Pull out every line below containing the word "text".

Data supplied:
[start]
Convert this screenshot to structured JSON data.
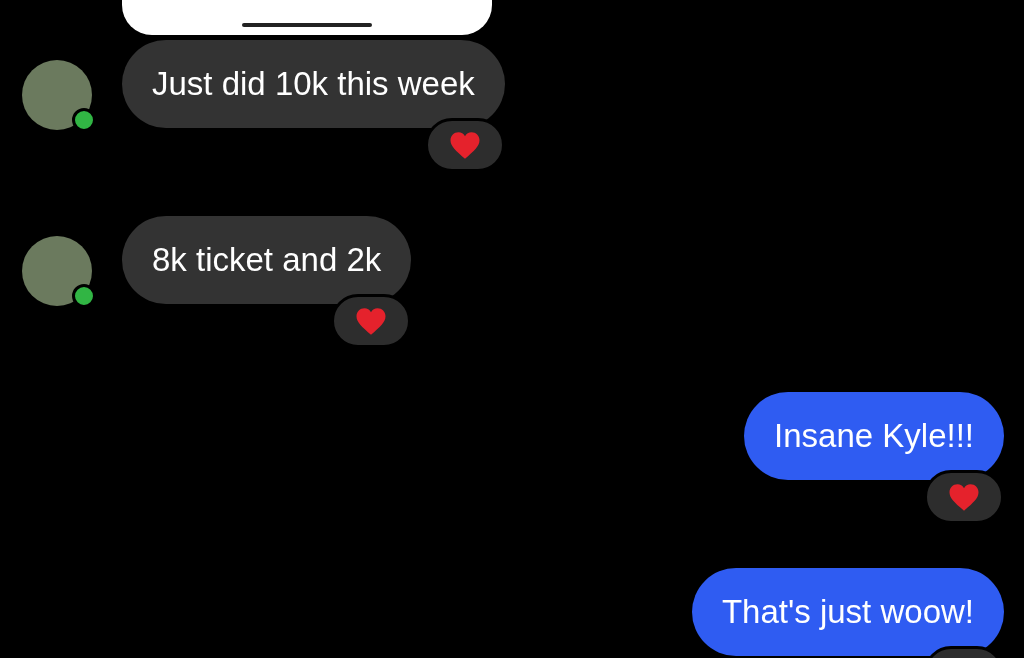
{
  "messages": [
    {
      "kind": "attachment"
    },
    {
      "kind": "incoming",
      "text": "Just did 10k this week",
      "online": true,
      "reacted": true
    },
    {
      "kind": "incoming",
      "text": "8k ticket and 2k",
      "online": true,
      "reacted": true
    },
    {
      "kind": "outgoing",
      "text": "Insane Kyle!!!",
      "reacted": true
    },
    {
      "kind": "outgoing",
      "text": "That's just woow!",
      "reacted": true
    }
  ]
}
[end]
Response:
      "text": "Just did 10k this week",
      "text": "8k ticket and 2k",
      "text": "Insane Kyle!!!",
      "text": "That's just woow!",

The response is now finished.